(Records from a dataset)
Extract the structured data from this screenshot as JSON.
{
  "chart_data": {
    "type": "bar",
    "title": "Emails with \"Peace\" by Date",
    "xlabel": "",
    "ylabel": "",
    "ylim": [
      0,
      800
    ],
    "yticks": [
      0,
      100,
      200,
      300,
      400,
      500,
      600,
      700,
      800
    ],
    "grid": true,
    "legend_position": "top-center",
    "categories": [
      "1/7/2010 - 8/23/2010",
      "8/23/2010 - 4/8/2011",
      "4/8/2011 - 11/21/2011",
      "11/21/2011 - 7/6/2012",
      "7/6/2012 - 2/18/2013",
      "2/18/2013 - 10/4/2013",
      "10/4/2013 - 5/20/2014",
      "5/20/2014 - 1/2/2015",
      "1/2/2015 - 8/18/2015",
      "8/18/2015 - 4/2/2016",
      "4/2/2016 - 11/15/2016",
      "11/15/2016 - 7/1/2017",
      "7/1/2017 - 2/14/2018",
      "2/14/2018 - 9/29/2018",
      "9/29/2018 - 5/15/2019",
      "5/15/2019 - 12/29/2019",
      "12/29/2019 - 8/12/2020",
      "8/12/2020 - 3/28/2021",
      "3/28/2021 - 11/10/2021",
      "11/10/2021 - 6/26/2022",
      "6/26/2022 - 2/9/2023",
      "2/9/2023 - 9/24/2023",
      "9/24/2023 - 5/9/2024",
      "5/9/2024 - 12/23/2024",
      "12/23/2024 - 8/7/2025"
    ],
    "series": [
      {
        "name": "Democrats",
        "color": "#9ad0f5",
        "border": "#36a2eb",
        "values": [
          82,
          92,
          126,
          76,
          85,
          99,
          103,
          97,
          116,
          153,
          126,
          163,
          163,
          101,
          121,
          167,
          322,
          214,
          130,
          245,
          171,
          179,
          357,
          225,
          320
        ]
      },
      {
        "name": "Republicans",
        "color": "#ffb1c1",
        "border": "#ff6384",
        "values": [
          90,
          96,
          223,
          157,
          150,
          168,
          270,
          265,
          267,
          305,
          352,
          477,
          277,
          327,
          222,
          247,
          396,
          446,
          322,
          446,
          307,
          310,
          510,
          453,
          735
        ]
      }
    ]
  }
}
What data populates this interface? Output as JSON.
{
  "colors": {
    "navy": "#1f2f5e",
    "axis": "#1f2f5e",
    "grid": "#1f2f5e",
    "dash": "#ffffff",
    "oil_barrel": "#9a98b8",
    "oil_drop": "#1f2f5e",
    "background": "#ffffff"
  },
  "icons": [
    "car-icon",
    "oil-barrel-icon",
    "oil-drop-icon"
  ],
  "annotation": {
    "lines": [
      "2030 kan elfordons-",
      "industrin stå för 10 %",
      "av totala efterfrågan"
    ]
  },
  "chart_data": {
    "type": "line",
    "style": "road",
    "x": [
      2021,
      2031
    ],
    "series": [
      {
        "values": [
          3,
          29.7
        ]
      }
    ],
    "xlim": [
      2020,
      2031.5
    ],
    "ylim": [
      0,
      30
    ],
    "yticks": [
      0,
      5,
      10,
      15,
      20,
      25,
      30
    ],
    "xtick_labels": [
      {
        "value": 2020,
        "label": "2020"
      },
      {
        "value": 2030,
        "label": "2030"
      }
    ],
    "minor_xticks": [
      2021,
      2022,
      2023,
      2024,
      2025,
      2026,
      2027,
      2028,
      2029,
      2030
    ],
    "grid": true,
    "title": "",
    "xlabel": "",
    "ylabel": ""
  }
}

### Problem to work on
Using the data above, output each line exactly.

### The output
Extract the structured data from this screenshot as JSON.
{
  "chart_data": {
    "type": "bar",
    "title": "Emails with \"Peace\" by Date",
    "xlabel": "",
    "ylabel": "",
    "ylim": [
      0,
      800
    ],
    "yticks": [
      0,
      100,
      200,
      300,
      400,
      500,
      600,
      700,
      800
    ],
    "grid": true,
    "legend_position": "top-center",
    "categories": [
      "1/7/2010 - 8/23/2010",
      "8/23/2010 - 4/8/2011",
      "4/8/2011 - 11/21/2011",
      "11/21/2011 - 7/6/2012",
      "7/6/2012 - 2/18/2013",
      "2/18/2013 - 10/4/2013",
      "10/4/2013 - 5/20/2014",
      "5/20/2014 - 1/2/2015",
      "1/2/2015 - 8/18/2015",
      "8/18/2015 - 4/2/2016",
      "4/2/2016 - 11/15/2016",
      "11/15/2016 - 7/1/2017",
      "7/1/2017 - 2/14/2018",
      "2/14/2018 - 9/29/2018",
      "9/29/2018 - 5/15/2019",
      "5/15/2019 - 12/29/2019",
      "12/29/2019 - 8/12/2020",
      "8/12/2020 - 3/28/2021",
      "3/28/2021 - 11/10/2021",
      "11/10/2021 - 6/26/2022",
      "6/26/2022 - 2/9/2023",
      "2/9/2023 - 9/24/2023",
      "9/24/2023 - 5/9/2024",
      "5/9/2024 - 12/23/2024",
      "12/23/2024 - 8/7/2025"
    ],
    "series": [
      {
        "name": "Democrats",
        "color": "#9ad0f5",
        "border": "#36a2eb",
        "values": [
          82,
          92,
          126,
          76,
          85,
          99,
          103,
          97,
          116,
          153,
          126,
          163,
          163,
          101,
          121,
          167,
          322,
          214,
          130,
          245,
          171,
          179,
          357,
          225,
          320
        ]
      },
      {
        "name": "Republicans",
        "color": "#ffb1c1",
        "border": "#ff6384",
        "values": [
          90,
          96,
          223,
          157,
          150,
          168,
          270,
          265,
          267,
          305,
          352,
          477,
          277,
          327,
          222,
          247,
          396,
          446,
          322,
          446,
          307,
          310,
          510,
          453,
          735
        ]
      }
    ]
  }
}
What data populates this interface? Output as JSON.
{
  "colors": {
    "navy": "#1f2f5e",
    "axis": "#1f2f5e",
    "grid": "#1f2f5e",
    "dash": "#ffffff",
    "oil_barrel": "#9a98b8",
    "oil_drop": "#1f2f5e",
    "background": "#ffffff"
  },
  "icons": [
    "car-icon",
    "oil-barrel-icon",
    "oil-drop-icon"
  ],
  "annotation": {
    "lines": [
      "2030 kan elfordons-",
      "industrin stå för 10 %",
      "av totala efterfrågan"
    ]
  },
  "chart_data": {
    "type": "line",
    "style": "road",
    "x": [
      2021,
      2031
    ],
    "series": [
      {
        "values": [
          3,
          29.7
        ]
      }
    ],
    "xlim": [
      2020,
      2031.5
    ],
    "ylim": [
      0,
      30
    ],
    "yticks": [
      0,
      5,
      10,
      15,
      20,
      25,
      30
    ],
    "xtick_labels": [
      {
        "value": 2020,
        "label": "2020"
      },
      {
        "value": 2030,
        "label": "2030"
      }
    ],
    "minor_xticks": [
      2021,
      2022,
      2023,
      2024,
      2025,
      2026,
      2027,
      2028,
      2029,
      2030
    ],
    "grid": true,
    "title": "",
    "xlabel": "",
    "ylabel": ""
  }
}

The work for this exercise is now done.